— begin —

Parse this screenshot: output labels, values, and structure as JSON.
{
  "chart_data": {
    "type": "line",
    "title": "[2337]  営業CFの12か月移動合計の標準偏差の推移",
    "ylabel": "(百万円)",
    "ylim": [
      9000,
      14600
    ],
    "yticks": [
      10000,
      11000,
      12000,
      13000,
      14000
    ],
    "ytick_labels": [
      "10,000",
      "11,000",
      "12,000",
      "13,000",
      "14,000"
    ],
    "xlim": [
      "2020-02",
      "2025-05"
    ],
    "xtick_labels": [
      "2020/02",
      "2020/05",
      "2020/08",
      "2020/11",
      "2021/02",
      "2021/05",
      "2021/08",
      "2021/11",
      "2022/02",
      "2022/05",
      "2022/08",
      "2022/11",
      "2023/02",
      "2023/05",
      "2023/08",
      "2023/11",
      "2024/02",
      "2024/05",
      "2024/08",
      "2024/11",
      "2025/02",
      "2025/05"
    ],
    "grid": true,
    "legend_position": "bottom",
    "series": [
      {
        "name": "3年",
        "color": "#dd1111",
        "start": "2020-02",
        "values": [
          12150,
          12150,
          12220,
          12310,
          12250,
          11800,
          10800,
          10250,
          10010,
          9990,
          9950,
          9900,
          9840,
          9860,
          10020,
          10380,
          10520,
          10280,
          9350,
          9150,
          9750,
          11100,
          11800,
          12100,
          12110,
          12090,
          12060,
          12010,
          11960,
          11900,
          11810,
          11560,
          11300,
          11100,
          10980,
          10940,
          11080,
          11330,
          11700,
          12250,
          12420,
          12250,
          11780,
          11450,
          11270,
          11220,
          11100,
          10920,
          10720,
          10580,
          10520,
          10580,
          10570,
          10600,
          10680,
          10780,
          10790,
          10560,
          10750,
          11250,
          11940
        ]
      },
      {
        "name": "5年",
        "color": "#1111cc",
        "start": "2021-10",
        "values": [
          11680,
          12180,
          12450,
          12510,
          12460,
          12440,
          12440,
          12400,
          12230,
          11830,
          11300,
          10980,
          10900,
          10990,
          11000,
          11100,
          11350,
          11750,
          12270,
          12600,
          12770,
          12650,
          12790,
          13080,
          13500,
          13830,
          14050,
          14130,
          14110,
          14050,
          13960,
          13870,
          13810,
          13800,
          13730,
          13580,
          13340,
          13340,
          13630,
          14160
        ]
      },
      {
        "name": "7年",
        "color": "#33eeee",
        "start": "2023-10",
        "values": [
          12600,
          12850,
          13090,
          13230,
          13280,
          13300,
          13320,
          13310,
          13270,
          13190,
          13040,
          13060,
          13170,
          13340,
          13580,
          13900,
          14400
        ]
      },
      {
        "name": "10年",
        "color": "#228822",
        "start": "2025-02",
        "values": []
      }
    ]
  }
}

— end —

Give the number of lines where the string "color" occurs, without any further text.

- **Answer in full**
4